**Exercise:**
Find every line with the word "东方证券研究所". Copy those lines.

**Dataset:**

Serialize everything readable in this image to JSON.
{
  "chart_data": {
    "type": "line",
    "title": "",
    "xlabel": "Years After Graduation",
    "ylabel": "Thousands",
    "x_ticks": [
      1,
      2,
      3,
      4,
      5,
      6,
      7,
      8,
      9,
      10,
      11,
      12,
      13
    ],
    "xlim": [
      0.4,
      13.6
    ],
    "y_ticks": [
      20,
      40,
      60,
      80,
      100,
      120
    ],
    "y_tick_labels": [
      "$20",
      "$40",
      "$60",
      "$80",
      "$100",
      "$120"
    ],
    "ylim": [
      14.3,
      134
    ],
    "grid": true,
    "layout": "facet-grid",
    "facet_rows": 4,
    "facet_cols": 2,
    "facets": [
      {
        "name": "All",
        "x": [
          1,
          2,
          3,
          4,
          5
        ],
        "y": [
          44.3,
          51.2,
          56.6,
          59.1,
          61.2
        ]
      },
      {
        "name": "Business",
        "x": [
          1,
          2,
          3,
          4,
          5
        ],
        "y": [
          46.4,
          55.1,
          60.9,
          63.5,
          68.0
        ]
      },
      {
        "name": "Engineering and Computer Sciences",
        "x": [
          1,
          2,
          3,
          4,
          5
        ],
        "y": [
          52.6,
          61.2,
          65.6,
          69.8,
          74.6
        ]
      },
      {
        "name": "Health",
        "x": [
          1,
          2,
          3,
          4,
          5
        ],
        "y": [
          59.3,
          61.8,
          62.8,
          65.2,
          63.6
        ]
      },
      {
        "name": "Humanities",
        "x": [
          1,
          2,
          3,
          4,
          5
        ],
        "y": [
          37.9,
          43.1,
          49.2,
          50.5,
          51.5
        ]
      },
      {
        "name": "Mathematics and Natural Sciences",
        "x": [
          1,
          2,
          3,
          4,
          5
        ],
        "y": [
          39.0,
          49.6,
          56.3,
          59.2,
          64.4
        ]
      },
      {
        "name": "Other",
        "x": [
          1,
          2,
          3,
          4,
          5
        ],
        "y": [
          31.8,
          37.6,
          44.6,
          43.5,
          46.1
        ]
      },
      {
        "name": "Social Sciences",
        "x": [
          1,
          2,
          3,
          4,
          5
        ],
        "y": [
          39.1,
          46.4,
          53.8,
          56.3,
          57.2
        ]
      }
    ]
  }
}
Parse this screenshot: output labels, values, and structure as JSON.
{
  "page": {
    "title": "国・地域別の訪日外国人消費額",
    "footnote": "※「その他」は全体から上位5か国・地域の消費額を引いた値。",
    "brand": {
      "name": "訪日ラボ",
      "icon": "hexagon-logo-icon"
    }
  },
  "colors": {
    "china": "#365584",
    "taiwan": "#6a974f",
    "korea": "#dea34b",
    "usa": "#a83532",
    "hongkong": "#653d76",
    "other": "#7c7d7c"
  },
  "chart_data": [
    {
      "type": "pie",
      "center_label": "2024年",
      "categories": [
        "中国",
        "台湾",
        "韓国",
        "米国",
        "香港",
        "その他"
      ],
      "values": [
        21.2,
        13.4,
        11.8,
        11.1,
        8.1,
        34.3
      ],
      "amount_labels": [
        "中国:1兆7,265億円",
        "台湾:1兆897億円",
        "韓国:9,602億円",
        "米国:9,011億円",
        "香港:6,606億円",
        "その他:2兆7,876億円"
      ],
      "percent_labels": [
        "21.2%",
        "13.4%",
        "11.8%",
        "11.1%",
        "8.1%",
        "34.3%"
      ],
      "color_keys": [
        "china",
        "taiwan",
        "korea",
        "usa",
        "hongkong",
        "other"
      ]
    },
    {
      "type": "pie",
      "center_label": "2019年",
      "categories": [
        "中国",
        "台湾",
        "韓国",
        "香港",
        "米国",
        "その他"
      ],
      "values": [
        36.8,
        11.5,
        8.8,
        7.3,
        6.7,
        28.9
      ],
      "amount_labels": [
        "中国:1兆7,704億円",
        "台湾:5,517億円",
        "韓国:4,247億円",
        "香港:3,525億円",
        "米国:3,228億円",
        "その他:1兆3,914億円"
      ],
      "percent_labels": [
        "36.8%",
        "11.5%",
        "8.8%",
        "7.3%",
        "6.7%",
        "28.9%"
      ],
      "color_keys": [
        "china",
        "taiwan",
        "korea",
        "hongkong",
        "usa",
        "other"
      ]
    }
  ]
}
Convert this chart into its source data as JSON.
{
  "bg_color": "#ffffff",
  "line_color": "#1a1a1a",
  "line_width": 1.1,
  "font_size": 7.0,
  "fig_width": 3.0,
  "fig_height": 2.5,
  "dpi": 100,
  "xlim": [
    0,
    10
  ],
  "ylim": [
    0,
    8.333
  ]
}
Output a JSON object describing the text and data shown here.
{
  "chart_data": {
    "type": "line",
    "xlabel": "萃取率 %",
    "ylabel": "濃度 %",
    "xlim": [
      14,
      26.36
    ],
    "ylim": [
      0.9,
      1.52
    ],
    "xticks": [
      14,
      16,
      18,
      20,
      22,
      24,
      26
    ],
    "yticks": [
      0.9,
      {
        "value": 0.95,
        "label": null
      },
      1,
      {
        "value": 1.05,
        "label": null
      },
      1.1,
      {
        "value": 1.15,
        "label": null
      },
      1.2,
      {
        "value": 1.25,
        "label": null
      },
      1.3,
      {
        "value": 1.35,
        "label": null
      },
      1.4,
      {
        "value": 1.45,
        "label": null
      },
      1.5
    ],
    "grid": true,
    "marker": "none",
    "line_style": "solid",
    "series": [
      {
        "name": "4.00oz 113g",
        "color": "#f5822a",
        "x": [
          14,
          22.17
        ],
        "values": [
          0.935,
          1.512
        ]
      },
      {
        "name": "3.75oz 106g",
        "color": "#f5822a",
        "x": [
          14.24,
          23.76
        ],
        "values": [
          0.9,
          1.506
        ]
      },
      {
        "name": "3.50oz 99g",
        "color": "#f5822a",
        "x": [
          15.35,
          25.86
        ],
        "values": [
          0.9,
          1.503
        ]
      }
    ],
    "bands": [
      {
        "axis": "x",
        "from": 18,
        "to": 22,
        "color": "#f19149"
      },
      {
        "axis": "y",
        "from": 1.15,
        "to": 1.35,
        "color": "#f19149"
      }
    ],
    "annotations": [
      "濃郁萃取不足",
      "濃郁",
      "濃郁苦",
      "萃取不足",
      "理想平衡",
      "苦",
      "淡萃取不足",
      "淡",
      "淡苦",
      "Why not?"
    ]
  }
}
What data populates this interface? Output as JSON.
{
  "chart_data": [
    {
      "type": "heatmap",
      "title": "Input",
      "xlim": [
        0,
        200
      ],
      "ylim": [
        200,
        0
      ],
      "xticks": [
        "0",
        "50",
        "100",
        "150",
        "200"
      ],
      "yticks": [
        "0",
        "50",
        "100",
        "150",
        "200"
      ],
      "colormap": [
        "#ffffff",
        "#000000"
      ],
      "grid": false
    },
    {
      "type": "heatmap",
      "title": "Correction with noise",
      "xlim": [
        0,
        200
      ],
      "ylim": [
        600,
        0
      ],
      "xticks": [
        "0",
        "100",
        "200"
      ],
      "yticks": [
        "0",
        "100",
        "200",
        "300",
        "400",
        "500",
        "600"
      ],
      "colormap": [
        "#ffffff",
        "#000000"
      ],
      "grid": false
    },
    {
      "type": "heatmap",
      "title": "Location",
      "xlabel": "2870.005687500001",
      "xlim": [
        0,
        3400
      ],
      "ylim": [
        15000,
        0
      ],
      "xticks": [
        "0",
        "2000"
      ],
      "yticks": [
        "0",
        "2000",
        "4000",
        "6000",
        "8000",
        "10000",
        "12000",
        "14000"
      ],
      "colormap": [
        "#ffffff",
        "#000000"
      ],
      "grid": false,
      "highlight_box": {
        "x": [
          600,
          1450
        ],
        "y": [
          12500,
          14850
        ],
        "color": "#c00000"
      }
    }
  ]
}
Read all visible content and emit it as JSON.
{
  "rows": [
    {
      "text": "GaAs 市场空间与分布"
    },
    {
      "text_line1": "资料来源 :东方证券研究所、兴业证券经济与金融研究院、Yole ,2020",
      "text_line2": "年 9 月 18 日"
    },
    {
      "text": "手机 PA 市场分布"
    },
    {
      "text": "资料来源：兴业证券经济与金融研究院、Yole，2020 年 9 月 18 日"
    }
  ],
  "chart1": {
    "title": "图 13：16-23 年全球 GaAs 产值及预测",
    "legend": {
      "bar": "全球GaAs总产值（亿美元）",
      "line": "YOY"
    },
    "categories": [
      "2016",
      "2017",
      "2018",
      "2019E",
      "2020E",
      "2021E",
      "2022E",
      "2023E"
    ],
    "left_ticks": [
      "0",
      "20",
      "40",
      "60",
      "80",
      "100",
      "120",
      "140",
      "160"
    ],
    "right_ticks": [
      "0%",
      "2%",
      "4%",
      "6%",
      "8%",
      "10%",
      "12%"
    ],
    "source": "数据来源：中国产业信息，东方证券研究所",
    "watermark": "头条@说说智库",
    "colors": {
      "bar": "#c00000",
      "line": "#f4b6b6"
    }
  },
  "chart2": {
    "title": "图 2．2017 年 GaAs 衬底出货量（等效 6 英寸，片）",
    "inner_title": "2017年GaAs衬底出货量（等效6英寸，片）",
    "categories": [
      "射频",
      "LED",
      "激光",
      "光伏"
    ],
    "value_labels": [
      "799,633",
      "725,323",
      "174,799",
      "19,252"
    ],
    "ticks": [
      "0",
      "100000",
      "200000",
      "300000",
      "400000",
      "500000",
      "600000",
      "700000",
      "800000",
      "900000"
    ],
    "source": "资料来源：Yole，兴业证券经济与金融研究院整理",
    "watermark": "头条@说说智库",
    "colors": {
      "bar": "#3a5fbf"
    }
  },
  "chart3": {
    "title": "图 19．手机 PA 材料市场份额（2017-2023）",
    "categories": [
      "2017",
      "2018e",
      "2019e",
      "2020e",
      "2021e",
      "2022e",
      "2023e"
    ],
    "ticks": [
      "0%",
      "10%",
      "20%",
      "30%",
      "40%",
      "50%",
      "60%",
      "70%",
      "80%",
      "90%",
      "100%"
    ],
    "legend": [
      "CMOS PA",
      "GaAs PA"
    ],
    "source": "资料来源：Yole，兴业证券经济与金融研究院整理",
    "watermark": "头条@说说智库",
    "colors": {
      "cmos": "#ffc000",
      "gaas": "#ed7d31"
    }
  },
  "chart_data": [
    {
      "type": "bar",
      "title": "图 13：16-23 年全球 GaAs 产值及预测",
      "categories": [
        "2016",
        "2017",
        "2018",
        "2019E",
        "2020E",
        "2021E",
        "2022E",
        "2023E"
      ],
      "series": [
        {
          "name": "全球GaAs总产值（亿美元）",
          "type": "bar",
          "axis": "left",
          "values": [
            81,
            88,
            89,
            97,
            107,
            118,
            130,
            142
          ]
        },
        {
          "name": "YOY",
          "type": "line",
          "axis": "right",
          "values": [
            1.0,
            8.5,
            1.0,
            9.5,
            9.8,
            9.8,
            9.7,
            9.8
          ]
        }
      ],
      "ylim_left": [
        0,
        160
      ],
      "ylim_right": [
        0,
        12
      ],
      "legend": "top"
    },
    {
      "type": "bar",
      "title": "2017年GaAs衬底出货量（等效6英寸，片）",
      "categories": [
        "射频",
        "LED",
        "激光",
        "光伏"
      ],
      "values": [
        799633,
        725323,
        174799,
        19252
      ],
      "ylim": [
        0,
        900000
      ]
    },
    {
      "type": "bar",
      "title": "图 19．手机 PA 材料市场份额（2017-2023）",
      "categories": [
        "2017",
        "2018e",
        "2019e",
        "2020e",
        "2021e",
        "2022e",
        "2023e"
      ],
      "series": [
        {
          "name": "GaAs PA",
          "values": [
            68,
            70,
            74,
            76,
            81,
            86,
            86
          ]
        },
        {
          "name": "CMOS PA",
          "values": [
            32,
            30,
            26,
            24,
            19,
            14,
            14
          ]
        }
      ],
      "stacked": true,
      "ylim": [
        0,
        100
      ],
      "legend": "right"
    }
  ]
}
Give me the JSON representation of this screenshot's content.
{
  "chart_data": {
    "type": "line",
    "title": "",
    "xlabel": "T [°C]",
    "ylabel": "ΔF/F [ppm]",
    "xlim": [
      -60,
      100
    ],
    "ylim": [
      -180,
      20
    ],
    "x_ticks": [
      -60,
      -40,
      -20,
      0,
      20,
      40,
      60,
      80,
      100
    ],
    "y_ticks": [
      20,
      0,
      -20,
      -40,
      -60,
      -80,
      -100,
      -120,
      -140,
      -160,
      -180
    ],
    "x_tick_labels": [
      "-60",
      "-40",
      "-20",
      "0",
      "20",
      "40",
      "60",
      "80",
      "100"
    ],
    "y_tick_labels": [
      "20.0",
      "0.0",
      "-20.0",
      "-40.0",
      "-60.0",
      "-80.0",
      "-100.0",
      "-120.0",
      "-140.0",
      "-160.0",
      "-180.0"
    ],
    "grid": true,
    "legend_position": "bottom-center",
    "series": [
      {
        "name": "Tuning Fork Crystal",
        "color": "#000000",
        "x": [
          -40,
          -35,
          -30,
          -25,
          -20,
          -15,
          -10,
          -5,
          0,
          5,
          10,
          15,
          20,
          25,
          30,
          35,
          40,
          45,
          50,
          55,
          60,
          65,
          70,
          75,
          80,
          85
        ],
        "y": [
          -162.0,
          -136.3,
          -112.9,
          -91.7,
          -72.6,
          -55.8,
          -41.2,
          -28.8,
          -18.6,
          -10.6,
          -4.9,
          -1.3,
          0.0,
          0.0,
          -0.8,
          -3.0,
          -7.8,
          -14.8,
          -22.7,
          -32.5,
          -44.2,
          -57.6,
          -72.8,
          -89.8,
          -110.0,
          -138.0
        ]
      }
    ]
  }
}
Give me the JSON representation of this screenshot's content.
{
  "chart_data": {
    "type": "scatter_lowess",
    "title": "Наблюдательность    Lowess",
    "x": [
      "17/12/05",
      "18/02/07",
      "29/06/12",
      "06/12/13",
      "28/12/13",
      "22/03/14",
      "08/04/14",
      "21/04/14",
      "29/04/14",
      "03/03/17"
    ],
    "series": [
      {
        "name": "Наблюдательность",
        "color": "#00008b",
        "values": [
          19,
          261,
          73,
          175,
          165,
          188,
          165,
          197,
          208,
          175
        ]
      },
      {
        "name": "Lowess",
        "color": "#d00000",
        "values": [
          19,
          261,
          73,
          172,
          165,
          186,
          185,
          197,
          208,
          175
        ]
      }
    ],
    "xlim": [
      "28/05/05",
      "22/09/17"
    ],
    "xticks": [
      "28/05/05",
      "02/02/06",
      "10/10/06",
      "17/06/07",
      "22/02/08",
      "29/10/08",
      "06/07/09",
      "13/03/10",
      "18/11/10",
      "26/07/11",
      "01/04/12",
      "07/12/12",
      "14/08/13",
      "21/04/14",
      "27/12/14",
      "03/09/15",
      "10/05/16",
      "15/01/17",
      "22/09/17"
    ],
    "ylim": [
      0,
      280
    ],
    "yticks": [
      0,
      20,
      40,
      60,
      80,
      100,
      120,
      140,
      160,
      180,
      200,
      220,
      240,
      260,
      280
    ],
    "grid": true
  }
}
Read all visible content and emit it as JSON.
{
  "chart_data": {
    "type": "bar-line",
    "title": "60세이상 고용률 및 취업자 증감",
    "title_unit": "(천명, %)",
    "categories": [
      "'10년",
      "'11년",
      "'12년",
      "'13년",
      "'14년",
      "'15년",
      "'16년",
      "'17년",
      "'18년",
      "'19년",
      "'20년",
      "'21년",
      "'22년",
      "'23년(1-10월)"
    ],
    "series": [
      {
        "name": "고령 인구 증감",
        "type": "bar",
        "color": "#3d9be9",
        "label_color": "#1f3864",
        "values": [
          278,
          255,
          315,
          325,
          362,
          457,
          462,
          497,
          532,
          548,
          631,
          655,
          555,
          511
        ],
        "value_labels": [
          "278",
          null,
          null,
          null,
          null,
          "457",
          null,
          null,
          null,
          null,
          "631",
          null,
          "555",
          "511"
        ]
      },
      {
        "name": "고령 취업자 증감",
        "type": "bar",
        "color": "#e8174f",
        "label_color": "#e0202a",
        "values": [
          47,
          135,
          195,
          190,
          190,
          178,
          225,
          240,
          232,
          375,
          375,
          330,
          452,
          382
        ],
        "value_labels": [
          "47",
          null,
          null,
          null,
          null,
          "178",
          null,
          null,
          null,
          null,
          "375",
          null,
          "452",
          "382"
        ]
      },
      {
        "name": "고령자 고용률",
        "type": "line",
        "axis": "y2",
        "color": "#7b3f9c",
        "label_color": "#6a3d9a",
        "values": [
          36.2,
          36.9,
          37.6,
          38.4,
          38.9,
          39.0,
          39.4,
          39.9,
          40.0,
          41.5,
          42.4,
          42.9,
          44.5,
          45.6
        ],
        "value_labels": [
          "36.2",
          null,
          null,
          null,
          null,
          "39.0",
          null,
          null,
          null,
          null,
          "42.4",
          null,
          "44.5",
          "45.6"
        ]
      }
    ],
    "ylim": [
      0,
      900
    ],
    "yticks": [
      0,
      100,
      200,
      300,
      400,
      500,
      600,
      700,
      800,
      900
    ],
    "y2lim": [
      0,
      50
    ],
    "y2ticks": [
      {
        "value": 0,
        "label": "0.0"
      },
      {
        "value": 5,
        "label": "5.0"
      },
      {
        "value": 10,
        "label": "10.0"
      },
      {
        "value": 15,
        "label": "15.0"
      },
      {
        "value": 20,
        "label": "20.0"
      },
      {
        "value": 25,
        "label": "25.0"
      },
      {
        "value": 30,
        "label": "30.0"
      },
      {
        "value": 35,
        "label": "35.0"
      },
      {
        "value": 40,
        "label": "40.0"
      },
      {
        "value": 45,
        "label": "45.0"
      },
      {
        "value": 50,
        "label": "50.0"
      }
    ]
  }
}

**Final answer:**
      "text_line1": "资料来源 :东方证券研究所、兴业证券经济与金融研究院、Yole ,2020",
    "source": "数据来源：中国产业信息，东方证券研究所",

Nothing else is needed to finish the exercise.